─── Material to process

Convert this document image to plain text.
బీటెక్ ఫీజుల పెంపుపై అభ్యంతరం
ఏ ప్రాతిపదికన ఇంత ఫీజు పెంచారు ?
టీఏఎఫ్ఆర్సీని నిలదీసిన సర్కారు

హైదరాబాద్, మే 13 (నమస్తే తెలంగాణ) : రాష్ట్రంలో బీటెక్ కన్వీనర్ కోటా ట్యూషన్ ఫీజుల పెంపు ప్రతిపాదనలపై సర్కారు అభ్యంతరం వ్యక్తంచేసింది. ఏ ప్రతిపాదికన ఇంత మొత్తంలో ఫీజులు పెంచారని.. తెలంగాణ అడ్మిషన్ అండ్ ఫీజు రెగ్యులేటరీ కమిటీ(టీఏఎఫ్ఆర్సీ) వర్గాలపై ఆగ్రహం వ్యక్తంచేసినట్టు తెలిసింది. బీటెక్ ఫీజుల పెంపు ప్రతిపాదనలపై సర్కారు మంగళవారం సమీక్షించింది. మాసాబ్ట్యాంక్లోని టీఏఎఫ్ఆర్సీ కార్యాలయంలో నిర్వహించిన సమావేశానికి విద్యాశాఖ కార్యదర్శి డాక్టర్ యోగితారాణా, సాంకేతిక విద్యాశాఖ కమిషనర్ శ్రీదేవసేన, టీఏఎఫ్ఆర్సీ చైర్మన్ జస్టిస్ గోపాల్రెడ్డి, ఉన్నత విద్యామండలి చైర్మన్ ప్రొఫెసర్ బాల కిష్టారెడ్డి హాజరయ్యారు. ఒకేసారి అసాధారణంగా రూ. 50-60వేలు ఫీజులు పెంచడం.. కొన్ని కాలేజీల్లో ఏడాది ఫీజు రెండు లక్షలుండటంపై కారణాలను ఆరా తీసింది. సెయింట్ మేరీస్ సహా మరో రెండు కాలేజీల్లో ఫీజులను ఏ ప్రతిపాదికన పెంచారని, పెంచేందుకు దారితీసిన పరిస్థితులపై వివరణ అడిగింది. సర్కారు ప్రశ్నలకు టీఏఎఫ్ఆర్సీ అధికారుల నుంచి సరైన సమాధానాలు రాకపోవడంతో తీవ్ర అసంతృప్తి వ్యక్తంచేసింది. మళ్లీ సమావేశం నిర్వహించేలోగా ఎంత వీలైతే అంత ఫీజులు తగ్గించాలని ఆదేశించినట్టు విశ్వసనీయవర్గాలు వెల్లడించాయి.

──────

# Written problem
All of the material above needs to be retyped word for word.

# Result for this task
Convert this document image to plain text.
బీటెక్ ఫీజుల పెంపుపై అభ్యంతరం
ఏ ప్రాతిపదికన ఇంత ఫీజు పెంచారు ?
టీఏఎఫ్ఆర్సీని నిలదీసిన సర్కారు

హైదరాబాద్, మే 13 (నమస్తే తెలంగాణ) : రాష్ట్రంలో బీటెక్ కన్వీనర్ కోటా ట్యూషన్ ఫీజుల పెంపు ప్రతిపాదనలపై సర్కారు అభ్యంతరం వ్యక్తంచేసింది. ఏ ప్రతిపాదికన ఇంత మొత్తంలో ఫీజులు పెంచారని.. తెలంగాణ అడ్మిషన్ అండ్ ఫీజు రెగ్యులేటరీ కమిటీ(టీఏఎఫ్ఆర్సీ) వర్గాలపై ఆగ్రహం వ్యక్తంచేసినట్టు తెలిసింది. బీటెక్ ఫీజుల పెంపు ప్రతిపాదనలపై సర్కారు మంగళవారం సమీక్షించింది. మాసాబ్ట్యాంక్లోని టీఏఎఫ్ఆర్సీ కార్యాలయంలో నిర్వహించిన సమావేశానికి విద్యాశాఖ కార్యదర్శి డాక్టర్ యోగితారాణా, సాంకేతిక విద్యాశాఖ కమిషనర్ శ్రీదేవసేన, టీఏఎఫ్ఆర్సీ చైర్మన్ జస్టిస్ గోపాల్రెడ్డి, ఉన్నత విద్యామండలి చైర్మన్ ప్రొఫెసర్ బాల కిష్టారెడ్డి హాజరయ్యారు. ఒకేసారి అసాధారణంగా రూ. 50-60వేలు ఫీజులు పెంచడం.. కొన్ని కాలేజీల్లో ఏడాది ఫీజు రెండు లక్షలుండటంపై కారణాలను ఆరా తీసింది. సెయింట్ మేరీస్ సహా మరో రెండు కాలేజీల్లో ఫీజులను ఏ ప్రతిపాదికన పెంచారని, పెంచేందుకు దారితీసిన పరిస్థితులపై వివరణ అడిగింది. సర్కారు ప్రశ్నలకు టీఏఎఫ్ఆర్సీ అధికారుల నుంచి సరైన సమాధానాలు రాకపోవడంతో తీవ్ర అసంతృప్తి వ్యక్తంచేసింది. మళ్లీ సమావేశం నిర్వహించేలోగా ఎంత వీలైతే అంత ఫీజులు తగ్గించాలని ఆదేశించినట్టు విశ్వసనీయవర్గాలు వెల్లడించాయి.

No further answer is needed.